→ **RECORDS SUPPLIED**
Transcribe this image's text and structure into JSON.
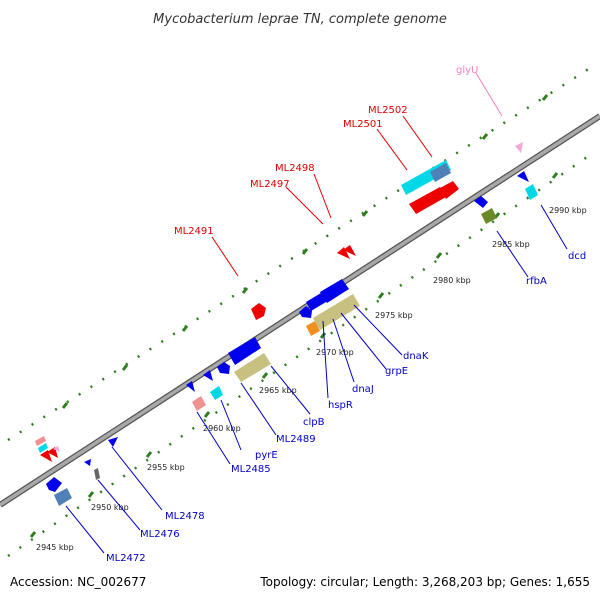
{
  "title": "Mycobacterium leprae TN, complete genome",
  "footer": {
    "accession": "Accession: NC_002677",
    "topology": "Topology: circular; Length: 3,268,203 bp; Genes: 1,655"
  },
  "colors": {
    "backbone": "#909090",
    "backbone_dark": "#555555",
    "tick": "#2e7d1e",
    "label_red": "#e00000",
    "label_blue": "#0000c8",
    "label_pink": "#f080c0",
    "gene_blue": "#0000ee",
    "gene_cyan": "#00d8e8",
    "gene_steel": "#4f80b8",
    "gene_red": "#ee0000",
    "gene_pink": "#f09090",
    "gene_khaki": "#c8c080",
    "gene_orange": "#f09020",
    "gene_olive": "#6a8a2a",
    "gene_lightpink": "#f4a8d8"
  },
  "scale": {
    "ticks": [
      "2945 kbp",
      "2950 kbp",
      "2955 kbp",
      "2960 kbp",
      "2965 kbp",
      "2970 kbp",
      "2975 kbp",
      "2980 kbp",
      "2985 kbp",
      "2990 kbp"
    ]
  },
  "labels": {
    "top": [
      "glyU",
      "ML2502",
      "ML2501",
      "ML2498",
      "ML2497",
      "ML2491"
    ],
    "bottom": [
      "dcd",
      "rfbA",
      "dnaK",
      "grpE",
      "dnaJ",
      "hspR",
      "clpB",
      "ML2489",
      "pyrE",
      "ML2485",
      "ML2478",
      "ML2476",
      "ML2472"
    ]
  }
}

→ **EXERCISE GOAL**
Return every entry word for word, leaving the pictures out.

→ **RESPONSE BELOW**
Transcribe this image's text and structure into JSON.
{
  "title": "Mycobacterium leprae TN, complete genome",
  "footer": {
    "accession": "Accession: NC_002677",
    "topology": "Topology: circular; Length: 3,268,203 bp; Genes: 1,655"
  },
  "colors": {
    "backbone": "#909090",
    "backbone_dark": "#555555",
    "tick": "#2e7d1e",
    "label_red": "#e00000",
    "label_blue": "#0000c8",
    "label_pink": "#f080c0",
    "gene_blue": "#0000ee",
    "gene_cyan": "#00d8e8",
    "gene_steel": "#4f80b8",
    "gene_red": "#ee0000",
    "gene_pink": "#f09090",
    "gene_khaki": "#c8c080",
    "gene_orange": "#f09020",
    "gene_olive": "#6a8a2a",
    "gene_lightpink": "#f4a8d8"
  },
  "scale": {
    "ticks": [
      "2945 kbp",
      "2950 kbp",
      "2955 kbp",
      "2960 kbp",
      "2965 kbp",
      "2970 kbp",
      "2975 kbp",
      "2980 kbp",
      "2985 kbp",
      "2990 kbp"
    ]
  },
  "labels": {
    "top": [
      "glyU",
      "ML2502",
      "ML2501",
      "ML2498",
      "ML2497",
      "ML2491"
    ],
    "bottom": [
      "dcd",
      "rfbA",
      "dnaK",
      "grpE",
      "dnaJ",
      "hspR",
      "clpB",
      "ML2489",
      "pyrE",
      "ML2485",
      "ML2478",
      "ML2476",
      "ML2472"
    ]
  }
}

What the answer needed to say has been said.